• _SET EXERCISE_:
Locate all lines in the data below that hold "name" and show them.

Extracted records
====================

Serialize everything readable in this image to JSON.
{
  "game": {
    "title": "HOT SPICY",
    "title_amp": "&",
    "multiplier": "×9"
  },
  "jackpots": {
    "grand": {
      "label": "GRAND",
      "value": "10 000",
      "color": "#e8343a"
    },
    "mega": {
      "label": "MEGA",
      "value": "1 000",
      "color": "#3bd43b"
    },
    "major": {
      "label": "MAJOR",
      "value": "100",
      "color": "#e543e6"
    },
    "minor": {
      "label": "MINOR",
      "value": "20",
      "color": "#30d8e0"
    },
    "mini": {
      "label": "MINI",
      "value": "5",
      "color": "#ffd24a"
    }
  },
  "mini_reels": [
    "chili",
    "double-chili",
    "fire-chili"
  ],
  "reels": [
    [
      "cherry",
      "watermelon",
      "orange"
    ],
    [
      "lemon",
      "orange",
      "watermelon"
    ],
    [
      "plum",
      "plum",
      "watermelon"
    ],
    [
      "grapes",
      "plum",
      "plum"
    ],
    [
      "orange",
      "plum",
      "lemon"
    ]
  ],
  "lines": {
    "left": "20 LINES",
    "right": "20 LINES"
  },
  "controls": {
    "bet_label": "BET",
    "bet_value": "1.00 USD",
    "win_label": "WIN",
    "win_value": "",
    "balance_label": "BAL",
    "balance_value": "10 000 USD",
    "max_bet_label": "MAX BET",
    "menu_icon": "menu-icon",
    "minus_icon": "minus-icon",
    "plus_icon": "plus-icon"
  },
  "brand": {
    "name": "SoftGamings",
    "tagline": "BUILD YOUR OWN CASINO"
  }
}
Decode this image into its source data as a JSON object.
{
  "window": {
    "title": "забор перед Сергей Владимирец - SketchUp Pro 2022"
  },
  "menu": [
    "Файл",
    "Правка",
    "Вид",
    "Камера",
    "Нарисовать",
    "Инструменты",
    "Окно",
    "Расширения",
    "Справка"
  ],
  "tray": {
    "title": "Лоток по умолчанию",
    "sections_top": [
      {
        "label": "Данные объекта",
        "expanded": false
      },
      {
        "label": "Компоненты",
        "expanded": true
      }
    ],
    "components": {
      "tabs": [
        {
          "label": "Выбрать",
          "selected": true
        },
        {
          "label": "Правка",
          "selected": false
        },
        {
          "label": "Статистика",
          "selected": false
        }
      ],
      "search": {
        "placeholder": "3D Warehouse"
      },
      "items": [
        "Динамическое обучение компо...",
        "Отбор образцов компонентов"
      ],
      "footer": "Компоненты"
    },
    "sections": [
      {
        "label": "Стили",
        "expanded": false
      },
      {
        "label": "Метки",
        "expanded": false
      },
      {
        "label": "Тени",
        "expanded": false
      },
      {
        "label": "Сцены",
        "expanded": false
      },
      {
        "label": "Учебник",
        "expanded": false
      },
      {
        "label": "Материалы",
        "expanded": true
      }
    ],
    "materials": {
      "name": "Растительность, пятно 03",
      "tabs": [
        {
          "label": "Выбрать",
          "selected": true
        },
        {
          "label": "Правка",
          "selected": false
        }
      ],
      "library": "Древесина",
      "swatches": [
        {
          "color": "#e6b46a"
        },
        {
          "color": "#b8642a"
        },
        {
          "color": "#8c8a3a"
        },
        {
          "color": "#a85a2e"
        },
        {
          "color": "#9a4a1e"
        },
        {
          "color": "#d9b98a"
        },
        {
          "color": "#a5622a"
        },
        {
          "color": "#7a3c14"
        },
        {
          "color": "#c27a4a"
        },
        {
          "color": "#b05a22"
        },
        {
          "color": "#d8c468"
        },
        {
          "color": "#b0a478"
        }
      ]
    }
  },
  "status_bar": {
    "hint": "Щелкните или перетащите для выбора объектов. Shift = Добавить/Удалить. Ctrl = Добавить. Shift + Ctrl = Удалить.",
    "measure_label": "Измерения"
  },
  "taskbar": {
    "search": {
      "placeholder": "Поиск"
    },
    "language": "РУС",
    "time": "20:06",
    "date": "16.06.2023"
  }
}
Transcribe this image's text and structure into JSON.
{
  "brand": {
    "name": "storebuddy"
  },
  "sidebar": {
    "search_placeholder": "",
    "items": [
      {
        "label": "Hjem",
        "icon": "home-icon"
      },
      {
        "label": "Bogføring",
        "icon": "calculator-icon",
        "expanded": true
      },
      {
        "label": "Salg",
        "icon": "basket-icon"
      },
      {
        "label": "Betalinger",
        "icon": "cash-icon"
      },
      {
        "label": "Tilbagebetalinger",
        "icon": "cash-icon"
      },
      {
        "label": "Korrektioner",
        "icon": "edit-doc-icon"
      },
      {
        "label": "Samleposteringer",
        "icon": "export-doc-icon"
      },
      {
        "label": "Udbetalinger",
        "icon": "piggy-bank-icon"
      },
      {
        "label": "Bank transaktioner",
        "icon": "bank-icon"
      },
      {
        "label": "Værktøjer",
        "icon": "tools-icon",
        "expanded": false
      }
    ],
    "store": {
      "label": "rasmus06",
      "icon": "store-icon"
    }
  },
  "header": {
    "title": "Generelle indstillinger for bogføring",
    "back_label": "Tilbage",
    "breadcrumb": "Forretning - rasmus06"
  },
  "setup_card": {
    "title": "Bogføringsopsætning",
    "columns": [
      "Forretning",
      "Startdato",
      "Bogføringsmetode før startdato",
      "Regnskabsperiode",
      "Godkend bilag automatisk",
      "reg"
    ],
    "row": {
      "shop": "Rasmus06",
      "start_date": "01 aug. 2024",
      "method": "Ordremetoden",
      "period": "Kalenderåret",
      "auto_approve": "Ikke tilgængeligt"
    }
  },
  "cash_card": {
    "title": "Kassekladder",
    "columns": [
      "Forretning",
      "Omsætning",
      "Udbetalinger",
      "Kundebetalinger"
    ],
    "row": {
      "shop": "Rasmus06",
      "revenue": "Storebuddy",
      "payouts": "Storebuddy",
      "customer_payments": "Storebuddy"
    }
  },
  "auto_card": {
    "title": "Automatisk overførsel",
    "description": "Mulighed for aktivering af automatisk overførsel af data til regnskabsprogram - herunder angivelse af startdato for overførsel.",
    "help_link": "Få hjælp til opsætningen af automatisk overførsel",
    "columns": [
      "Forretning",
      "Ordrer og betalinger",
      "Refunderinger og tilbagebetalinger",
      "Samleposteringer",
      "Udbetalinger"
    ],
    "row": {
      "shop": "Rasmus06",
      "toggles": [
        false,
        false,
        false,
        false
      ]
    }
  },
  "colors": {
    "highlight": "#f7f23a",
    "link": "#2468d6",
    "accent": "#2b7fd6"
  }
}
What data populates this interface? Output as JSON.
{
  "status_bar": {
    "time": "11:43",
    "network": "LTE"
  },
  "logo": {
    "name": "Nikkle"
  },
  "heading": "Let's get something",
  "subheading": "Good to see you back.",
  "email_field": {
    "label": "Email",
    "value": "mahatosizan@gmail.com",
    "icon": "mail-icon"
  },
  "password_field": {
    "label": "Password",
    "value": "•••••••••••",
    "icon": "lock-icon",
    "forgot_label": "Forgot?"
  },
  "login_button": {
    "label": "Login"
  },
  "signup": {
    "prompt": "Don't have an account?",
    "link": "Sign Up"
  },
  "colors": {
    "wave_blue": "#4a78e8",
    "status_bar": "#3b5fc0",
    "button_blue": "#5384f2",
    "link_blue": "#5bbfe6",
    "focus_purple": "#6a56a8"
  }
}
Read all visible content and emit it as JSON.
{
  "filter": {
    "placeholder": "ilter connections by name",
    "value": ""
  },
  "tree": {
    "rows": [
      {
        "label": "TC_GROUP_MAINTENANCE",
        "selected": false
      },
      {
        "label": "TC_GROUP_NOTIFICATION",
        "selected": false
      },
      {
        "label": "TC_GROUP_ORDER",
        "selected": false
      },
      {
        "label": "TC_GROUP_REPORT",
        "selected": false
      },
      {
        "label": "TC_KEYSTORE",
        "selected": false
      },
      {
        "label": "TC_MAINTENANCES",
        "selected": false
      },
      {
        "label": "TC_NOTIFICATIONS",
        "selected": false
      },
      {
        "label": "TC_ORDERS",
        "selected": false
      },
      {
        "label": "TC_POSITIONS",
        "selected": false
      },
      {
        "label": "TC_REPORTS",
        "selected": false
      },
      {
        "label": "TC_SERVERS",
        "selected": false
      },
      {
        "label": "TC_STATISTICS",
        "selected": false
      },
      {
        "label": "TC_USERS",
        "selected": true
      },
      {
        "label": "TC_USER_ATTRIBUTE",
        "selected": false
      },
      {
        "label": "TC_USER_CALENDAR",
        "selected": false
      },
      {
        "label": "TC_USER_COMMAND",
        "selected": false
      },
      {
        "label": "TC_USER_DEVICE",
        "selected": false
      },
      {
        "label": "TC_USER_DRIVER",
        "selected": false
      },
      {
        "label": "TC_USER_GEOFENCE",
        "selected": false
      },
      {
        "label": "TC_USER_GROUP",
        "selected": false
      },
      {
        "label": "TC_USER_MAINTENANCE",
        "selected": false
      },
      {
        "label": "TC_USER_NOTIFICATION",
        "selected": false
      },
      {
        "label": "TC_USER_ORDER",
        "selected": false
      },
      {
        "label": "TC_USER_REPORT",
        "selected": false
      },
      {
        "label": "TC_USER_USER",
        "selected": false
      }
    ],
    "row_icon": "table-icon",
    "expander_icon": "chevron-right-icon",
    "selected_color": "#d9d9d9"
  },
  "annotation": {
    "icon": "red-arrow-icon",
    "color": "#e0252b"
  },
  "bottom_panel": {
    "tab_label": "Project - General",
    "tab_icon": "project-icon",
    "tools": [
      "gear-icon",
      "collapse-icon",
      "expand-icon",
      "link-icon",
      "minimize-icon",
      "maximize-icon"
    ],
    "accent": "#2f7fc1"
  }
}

====================

• _COMPLETE OUTPUT_:
    "name": "SoftGamings",
      "name": "Растительность, пятно 03",
    "name": "storebuddy"
    "name": "Nikkle"
    "placeholder": "ilter connections by name",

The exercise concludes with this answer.